*What you have to do:*
Reproduce the records exactly.

*Supplied data:*
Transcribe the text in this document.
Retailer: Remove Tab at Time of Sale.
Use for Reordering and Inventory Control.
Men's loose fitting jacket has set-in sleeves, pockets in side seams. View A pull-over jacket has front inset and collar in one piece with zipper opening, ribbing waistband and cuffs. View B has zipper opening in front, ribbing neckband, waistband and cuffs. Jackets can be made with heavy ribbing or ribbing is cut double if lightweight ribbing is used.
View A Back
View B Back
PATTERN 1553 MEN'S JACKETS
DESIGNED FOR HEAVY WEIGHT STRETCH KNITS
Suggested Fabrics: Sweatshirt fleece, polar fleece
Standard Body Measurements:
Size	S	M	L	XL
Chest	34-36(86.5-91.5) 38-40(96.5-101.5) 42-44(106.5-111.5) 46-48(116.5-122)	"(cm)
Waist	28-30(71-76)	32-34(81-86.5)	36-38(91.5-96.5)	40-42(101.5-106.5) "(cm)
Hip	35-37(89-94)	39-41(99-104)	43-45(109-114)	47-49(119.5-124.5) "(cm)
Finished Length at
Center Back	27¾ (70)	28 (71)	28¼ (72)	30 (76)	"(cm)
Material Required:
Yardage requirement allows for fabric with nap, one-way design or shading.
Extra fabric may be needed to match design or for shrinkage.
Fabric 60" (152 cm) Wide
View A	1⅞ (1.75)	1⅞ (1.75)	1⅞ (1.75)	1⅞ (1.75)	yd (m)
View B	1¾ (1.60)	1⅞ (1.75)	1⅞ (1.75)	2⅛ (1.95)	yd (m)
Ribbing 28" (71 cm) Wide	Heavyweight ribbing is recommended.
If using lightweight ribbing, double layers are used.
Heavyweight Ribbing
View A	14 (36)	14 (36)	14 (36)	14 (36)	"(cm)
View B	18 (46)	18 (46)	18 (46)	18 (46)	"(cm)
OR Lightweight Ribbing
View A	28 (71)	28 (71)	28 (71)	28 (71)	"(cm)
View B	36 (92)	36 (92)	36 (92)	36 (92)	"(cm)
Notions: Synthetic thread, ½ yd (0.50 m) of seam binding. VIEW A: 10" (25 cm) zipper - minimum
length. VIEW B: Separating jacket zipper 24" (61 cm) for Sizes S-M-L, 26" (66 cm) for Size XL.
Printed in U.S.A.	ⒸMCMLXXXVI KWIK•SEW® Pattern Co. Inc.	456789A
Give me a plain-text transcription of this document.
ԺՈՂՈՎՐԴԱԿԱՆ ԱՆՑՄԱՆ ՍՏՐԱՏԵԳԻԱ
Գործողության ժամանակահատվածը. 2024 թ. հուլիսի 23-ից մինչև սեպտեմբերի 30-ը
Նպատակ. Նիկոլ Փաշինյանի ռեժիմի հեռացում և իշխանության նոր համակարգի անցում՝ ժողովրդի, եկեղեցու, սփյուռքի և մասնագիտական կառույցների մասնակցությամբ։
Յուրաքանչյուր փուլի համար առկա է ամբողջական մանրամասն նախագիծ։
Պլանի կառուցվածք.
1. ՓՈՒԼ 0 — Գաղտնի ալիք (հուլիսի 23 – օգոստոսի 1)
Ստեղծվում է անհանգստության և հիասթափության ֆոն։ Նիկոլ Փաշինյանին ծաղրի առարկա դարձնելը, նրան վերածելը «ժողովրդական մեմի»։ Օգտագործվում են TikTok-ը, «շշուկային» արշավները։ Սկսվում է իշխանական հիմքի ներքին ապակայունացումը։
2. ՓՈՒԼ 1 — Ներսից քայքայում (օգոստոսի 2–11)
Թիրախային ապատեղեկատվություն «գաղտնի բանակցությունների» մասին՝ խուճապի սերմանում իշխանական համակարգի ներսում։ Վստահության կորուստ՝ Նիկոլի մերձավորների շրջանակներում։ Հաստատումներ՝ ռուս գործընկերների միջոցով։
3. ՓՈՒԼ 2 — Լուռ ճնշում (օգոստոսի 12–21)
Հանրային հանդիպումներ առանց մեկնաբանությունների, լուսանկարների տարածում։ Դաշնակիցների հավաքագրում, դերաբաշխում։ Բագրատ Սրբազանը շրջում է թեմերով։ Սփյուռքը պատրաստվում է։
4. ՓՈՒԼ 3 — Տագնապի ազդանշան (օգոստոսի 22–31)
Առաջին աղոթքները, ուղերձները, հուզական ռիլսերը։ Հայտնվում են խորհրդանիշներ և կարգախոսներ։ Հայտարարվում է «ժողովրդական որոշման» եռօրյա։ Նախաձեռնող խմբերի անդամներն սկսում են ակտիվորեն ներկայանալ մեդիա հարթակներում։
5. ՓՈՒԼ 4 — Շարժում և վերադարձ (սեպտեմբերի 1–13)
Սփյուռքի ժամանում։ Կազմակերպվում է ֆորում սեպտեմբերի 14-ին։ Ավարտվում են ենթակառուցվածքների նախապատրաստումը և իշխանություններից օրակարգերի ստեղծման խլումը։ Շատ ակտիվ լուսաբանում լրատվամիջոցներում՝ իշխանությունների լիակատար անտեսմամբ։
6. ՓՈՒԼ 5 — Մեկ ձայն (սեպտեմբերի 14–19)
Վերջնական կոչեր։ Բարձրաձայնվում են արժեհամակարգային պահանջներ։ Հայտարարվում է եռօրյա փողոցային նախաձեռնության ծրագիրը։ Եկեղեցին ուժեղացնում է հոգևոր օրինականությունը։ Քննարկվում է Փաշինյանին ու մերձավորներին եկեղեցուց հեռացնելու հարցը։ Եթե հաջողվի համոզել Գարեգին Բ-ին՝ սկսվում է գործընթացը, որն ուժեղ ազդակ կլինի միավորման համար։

*Written solution:*
Transcribe the text in this document.
Retailer: Remove Tab at Time of Sale.
Use for Reordering and Inventory Control.
Men's loose fitting jacket has set-in sleeves, pockets in side seams. View A pull-over jacket has front inset and collar in one piece with zipper opening, ribbing waistband and cuffs. View B has zipper opening in front, ribbing neckband, waistband and cuffs. Jackets can be made with heavy ribbing or ribbing is cut double if lightweight ribbing is used.
View A Back
View B Back
PATTERN 1553 MEN'S JACKETS
DESIGNED FOR HEAVY WEIGHT STRETCH KNITS
Suggested Fabrics: Sweatshirt fleece, polar fleece
Standard Body Measurements:
Size	S	M	L	XL
Chest	34-36(86.5-91.5) 38-40(96.5-101.5) 42-44(106.5-111.5) 46-48(116.5-122)	"(cm)
Waist	28-30(71-76)	32-34(81-86.5)	36-38(91.5-96.5)	40-42(101.5-106.5) "(cm)
Hip	35-37(89-94)	39-41(99-104)	43-45(109-114)	47-49(119.5-124.5) "(cm)
Finished Length at
Center Back	27¾ (70)	28 (71)	28¼ (72)	30 (76)	"(cm)
Material Required:
Yardage requirement allows for fabric with nap, one-way design or shading.
Extra fabric may be needed to match design or for shrinkage.
Fabric 60" (152 cm) Wide
View A	1⅞ (1.75)	1⅞ (1.75)	1⅞ (1.75)	1⅞ (1.75)	yd (m)
View B	1¾ (1.60)	1⅞ (1.75)	1⅞ (1.75)	2⅛ (1.95)	yd (m)
Ribbing 28" (71 cm) Wide	Heavyweight ribbing is recommended.
If using lightweight ribbing, double layers are used.
Heavyweight Ribbing
View A	14 (36)	14 (36)	14 (36)	14 (36)	"(cm)
View B	18 (46)	18 (46)	18 (46)	18 (46)	"(cm)
OR Lightweight Ribbing
View A	28 (71)	28 (71)	28 (71)	28 (71)	"(cm)
View B	36 (92)	36 (92)	36 (92)	36 (92)	"(cm)
Notions: Synthetic thread, ½ yd (0.50 m) of seam binding. VIEW A: 10" (25 cm) zipper - minimum
length. VIEW B: Separating jacket zipper 24" (61 cm) for Sizes S-M-L, 26" (66 cm) for Size XL.
Printed in U.S.A.	ⒸMCMLXXXVI KWIK•SEW® Pattern Co. Inc.	456789A
Give me a plain-text transcription of this document.
ԺՈՂՈՎՐԴԱԿԱՆ ԱՆՑՄԱՆ ՍՏՐԱՏԵԳԻԱ
Գործողության ժամանակահատվածը. 2024 թ. հուլիսի 23-ից մինչև սեպտեմբերի 30-ը
Նպատակ. Նիկոլ Փաշինյանի ռեժիմի հեռացում և իշխանության նոր համակարգի անցում՝ ժողովրդի, եկեղեցու, սփյուռքի և մասնագիտական կառույցների մասնակցությամբ։
Յուրաքանչյուր փուլի համար առկա է ամբողջական մանրամասն նախագիծ։
Պլանի կառուցվածք.
1. ՓՈՒԼ 0 — Գաղտնի ալիք (հուլիսի 23 – օգոստոսի 1)
Ստեղծվում է անհանգստության և հիասթափության ֆոն։ Նիկոլ Փաշինյանին ծաղրի առարկա դարձնելը, նրան վերածելը «ժողովրդական մեմի»։ Օգտագործվում են TikTok-ը, «շշուկային» արշավները։ Սկսվում է իշխանական հիմքի ներքին ապակայունացումը։
2. ՓՈՒԼ 1 — Ներսից քայքայում (օգոստոսի 2–11)
Թիրախային ապատեղեկատվություն «գաղտնի բանակցությունների» մասին՝ խուճապի սերմանում իշխանական համակարգի ներսում։ Վստահության կորուստ՝ Նիկոլի մերձավորների շրջանակներում։ Հաստատումներ՝ ռուս գործընկերների միջոցով։
3. ՓՈՒԼ 2 — Լուռ ճնշում (օգոստոսի 12–21)
Հանրային հանդիպումներ առանց մեկնաբանությունների, լուսանկարների տարածում։ Դաշնակիցների հավաքագրում, դերաբաշխում։ Բագրատ Սրբազանը շրջում է թեմերով։ Սփյուռքը պատրաստվում է։
4. ՓՈՒԼ 3 — Տագնապի ազդանշան (օգոստոսի 22–31)
Առաջին աղոթքները, ուղերձները, հուզական ռիլսերը։ Հայտնվում են խորհրդանիշներ և կարգախոսներ։ Հայտարարվում է «ժողովրդական որոշման» եռօրյա։ Նախաձեռնող խմբերի անդամներն սկսում են ակտիվորեն ներկայանալ մեդիա հարթակներում։
5. ՓՈՒԼ 4 — Շարժում և վերադարձ (սեպտեմբերի 1–13)
Սփյուռքի ժամանում։ Կազմակերպվում է ֆորում սեպտեմբերի 14-ին։ Ավարտվում են ենթակառուցվածքների նախապատրաստումը և իշխանություններից օրակարգերի ստեղծման խլումը։ Շատ ակտիվ լուսաբանում լրատվամիջոցներում՝ իշխանությունների լիակատար անտեսմամբ։
6. ՓՈՒԼ 5 — Մեկ ձայն (սեպտեմբերի 14–19)
Վերջնական կոչեր։ Բարձրաձայնվում են արժեհամակարգային պահանջներ։ Հայտարարվում է եռօրյա փողոցային նախաձեռնության ծրագիրը։ Եկեղեցին ուժեղացնում է հոգևոր օրինականությունը։ Քննարկվում է Փաշինյանին ու մերձավորներին եկեղեցուց հեռացնելու հարցը։ Եթե հաջողվի համոզել Գարեգին Բ-ին՝ սկսվում է գործընթացը, որն ուժեղ ազդակ կլինի միավորման համար։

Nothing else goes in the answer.